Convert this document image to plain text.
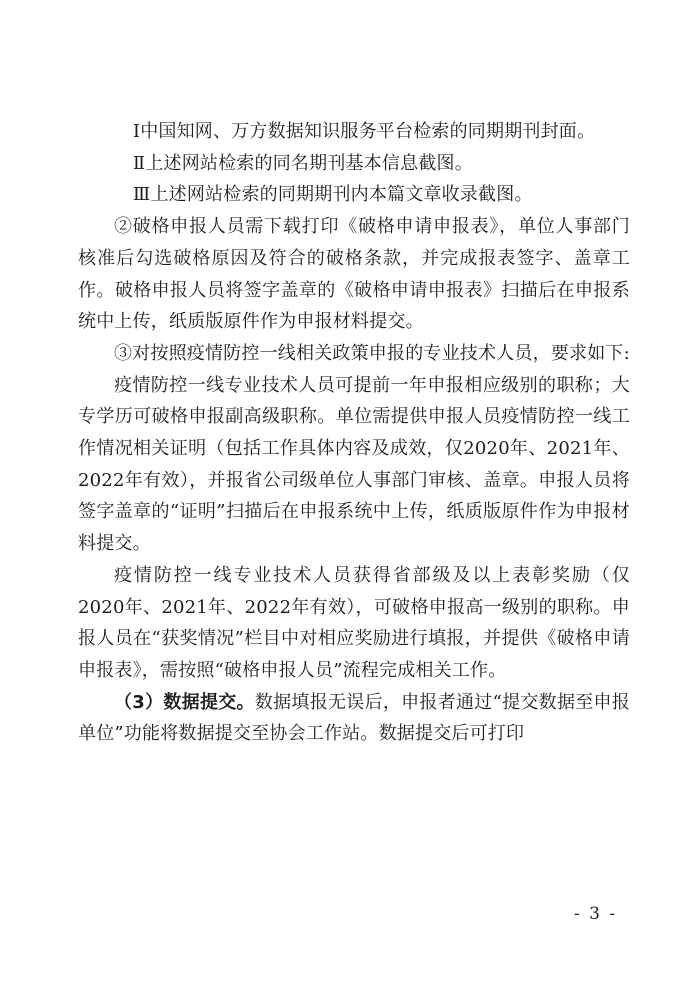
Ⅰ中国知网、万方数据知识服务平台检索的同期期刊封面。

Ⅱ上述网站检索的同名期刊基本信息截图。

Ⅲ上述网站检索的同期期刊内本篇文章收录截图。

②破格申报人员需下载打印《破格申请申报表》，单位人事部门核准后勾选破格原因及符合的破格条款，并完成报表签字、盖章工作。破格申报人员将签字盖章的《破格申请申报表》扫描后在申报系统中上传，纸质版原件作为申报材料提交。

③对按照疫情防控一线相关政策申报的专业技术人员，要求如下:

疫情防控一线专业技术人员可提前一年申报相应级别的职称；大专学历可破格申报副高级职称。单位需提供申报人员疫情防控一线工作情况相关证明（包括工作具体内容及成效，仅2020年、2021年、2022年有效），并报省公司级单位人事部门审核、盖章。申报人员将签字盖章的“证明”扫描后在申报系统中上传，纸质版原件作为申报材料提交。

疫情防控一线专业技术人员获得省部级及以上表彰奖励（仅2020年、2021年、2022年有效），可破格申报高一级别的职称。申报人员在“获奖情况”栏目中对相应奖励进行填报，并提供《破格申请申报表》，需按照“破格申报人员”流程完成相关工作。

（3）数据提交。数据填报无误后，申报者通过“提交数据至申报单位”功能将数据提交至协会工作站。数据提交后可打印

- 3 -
---
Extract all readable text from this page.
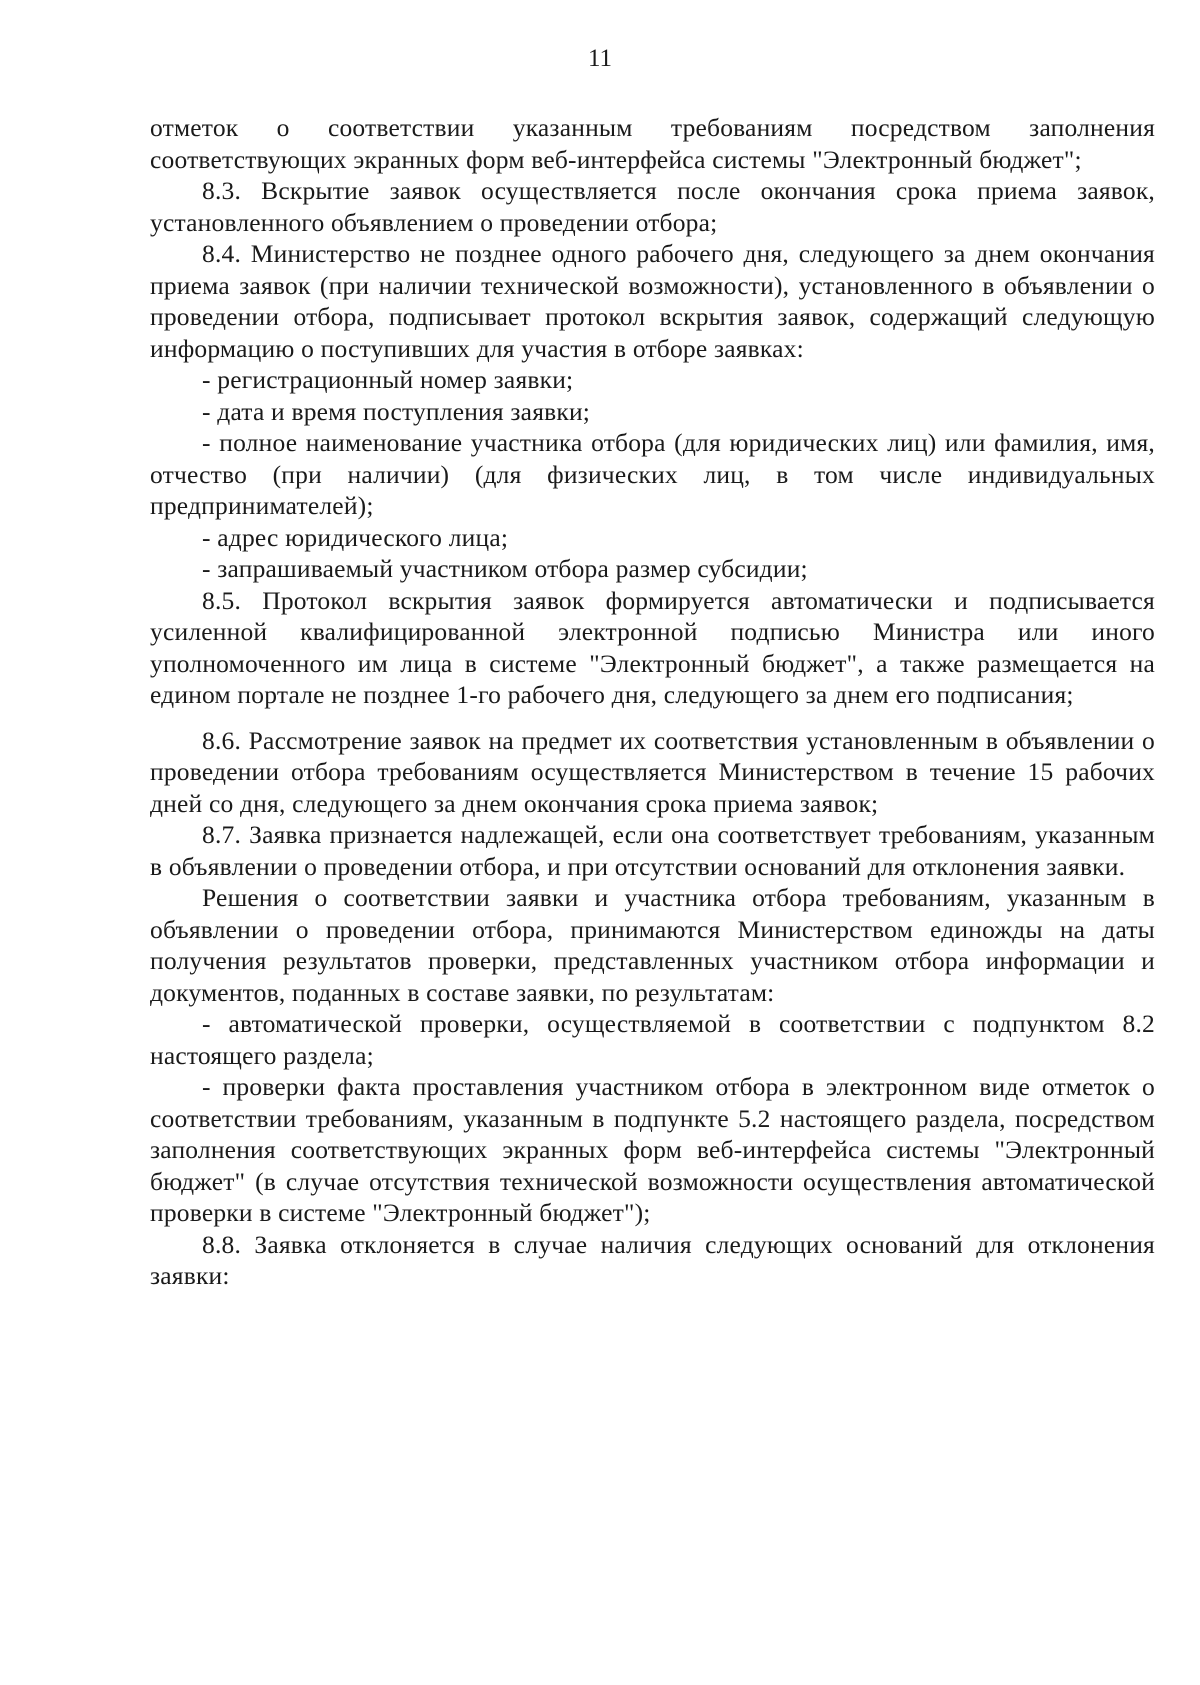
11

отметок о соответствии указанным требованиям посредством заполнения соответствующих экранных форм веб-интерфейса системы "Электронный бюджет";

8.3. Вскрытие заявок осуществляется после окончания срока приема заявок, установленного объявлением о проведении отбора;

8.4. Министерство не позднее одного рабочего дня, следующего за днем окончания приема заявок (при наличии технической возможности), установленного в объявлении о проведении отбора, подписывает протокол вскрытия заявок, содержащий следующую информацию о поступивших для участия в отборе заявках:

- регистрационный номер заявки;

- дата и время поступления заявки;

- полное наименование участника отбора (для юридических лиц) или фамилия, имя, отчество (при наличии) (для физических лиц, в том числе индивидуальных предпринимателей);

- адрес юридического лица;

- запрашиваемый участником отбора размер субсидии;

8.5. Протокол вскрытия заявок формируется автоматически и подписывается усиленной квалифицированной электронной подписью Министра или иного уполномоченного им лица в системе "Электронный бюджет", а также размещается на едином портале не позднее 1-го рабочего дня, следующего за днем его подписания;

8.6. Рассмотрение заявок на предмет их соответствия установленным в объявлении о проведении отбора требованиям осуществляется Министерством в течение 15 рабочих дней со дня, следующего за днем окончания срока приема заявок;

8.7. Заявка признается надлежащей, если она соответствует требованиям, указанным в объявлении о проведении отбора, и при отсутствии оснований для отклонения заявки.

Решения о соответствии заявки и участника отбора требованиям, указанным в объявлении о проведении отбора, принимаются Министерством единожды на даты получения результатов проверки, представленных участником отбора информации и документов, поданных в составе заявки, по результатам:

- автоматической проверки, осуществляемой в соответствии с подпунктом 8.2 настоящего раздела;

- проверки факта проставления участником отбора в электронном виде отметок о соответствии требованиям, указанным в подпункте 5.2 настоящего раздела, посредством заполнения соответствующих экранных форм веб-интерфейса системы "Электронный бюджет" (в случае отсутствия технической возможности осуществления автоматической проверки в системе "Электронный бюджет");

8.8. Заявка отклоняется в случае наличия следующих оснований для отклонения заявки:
--
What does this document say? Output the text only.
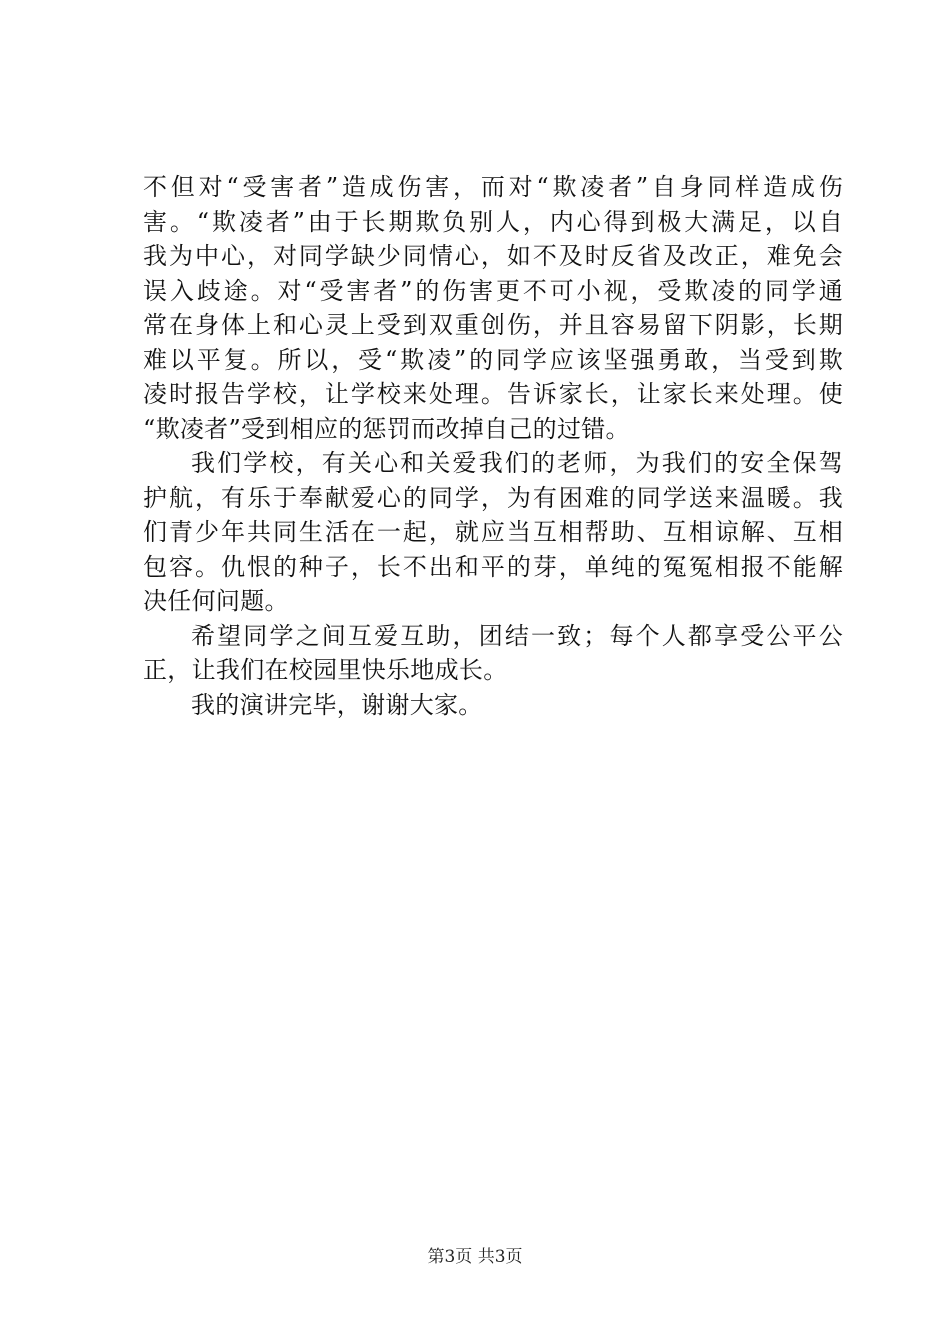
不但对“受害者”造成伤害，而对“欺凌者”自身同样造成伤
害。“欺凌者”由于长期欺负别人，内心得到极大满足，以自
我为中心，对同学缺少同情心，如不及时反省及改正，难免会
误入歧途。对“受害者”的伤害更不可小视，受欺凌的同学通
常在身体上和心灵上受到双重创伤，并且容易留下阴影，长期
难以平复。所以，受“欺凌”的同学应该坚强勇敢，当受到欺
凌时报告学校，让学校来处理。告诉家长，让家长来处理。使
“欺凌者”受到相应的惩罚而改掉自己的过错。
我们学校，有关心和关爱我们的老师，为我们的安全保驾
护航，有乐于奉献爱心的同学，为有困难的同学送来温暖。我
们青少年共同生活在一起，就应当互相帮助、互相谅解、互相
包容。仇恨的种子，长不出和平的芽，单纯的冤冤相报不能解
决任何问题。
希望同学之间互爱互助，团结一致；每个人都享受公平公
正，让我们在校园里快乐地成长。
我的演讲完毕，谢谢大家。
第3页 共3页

→ Task brief:
Among the lines of the data, identify those with the word "позднее". Copy each of them.

→ Result:
8.4. Министерство не позднее одного рабочего дня, следующего за днем окончания приема заявок (при наличии технической возможности), установленного в объявлении о проведении отбора, подписывает протокол вскрытия заявок, содержащий следующую информацию о поступивших для участия в отборе заявках:
8.5. Протокол вскрытия заявок формируется автоматически и подписывается усиленной квалифицированной электронной подписью Министра или иного уполномоченного им лица в системе "Электронный бюджет", а также размещается на едином портале не позднее 1-го рабочего дня, следующего за днем его подписания;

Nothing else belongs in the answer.